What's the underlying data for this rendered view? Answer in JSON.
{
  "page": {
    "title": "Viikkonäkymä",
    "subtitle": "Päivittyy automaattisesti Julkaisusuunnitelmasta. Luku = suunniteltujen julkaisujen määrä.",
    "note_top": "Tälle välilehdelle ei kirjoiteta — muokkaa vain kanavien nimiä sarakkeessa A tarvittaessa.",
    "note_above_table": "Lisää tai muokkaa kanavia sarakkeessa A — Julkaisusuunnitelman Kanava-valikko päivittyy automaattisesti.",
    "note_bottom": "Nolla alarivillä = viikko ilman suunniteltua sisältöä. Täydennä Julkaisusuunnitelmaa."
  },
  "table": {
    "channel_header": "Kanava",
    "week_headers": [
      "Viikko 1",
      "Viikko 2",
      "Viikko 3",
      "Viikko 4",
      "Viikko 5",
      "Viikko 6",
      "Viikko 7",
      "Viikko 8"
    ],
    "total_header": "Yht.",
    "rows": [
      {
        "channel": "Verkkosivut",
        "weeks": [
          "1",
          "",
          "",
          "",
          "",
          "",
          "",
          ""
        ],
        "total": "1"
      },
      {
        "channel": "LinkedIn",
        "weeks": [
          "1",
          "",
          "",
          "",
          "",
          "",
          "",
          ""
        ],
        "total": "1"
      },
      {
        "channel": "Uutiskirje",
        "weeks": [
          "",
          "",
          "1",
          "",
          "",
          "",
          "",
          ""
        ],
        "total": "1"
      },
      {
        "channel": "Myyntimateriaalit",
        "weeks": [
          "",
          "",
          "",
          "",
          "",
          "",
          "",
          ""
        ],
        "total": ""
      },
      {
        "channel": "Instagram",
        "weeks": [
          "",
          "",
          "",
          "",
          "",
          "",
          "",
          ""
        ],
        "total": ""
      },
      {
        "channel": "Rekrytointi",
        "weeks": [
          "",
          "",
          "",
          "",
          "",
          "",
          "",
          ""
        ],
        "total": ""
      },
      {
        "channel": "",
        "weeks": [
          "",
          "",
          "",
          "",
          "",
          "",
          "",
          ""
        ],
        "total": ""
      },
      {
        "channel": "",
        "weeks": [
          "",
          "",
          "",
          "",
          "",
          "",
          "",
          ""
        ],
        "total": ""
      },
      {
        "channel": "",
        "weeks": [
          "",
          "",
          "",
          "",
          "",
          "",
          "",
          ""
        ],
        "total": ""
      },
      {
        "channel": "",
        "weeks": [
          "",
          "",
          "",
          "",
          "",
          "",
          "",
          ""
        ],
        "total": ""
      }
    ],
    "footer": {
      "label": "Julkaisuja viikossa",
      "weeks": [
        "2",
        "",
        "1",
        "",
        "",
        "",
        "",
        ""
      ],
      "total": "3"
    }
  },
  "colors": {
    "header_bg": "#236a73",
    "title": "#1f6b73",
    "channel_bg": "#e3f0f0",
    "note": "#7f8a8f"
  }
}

---

= Stated goal =
Copy each line of the listing in which the word "sarakkeessa" can be found.

= Solution for this problem =
    "note_top": "Tälle välilehdelle ei kirjoiteta — muokkaa vain kanavien nimiä sarakkeessa A tarvittaessa.",
    "note_above_table": "Lisää tai muokkaa kanavia sarakkeessa A — Julkaisusuunnitelman Kanava-valikko päivittyy automaattisesti.",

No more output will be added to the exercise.